Pull every line containing "Editorial" from the entries.

━━━━━━━━━━

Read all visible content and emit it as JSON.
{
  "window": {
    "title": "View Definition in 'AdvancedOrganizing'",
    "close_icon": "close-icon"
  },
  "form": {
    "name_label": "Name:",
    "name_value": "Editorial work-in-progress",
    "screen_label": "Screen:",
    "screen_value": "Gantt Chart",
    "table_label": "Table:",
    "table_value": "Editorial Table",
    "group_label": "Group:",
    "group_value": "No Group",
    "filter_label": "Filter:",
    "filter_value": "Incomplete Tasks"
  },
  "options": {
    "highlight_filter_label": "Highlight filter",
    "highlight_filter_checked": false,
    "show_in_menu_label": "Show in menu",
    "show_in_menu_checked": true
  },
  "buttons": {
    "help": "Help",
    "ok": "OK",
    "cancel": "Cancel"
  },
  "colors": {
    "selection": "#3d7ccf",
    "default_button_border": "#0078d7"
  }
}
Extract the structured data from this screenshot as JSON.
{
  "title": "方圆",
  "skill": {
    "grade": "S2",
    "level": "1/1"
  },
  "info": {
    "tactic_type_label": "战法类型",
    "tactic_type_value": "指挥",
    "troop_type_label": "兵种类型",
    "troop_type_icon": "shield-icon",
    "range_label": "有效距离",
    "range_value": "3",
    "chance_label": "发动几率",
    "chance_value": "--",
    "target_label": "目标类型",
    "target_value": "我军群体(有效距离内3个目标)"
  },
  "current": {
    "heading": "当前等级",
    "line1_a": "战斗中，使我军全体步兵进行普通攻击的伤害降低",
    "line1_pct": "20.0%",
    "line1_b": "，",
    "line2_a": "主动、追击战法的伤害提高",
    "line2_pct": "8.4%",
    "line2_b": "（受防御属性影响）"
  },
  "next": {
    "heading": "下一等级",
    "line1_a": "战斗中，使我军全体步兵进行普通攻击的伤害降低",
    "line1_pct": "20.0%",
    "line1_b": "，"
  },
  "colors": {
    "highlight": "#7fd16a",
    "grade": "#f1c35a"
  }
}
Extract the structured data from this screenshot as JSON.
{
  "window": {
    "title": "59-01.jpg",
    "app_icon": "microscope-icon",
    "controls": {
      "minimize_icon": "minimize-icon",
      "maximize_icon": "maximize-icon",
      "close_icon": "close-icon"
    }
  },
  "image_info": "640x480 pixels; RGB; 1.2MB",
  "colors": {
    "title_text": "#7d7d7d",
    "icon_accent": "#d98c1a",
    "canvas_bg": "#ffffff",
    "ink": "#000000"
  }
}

━━━━━━━━━━

### SOLUTION TO THIS PROBLEM
    "name_value": "Editorial work-in-progress",
    "table_value": "Editorial Table",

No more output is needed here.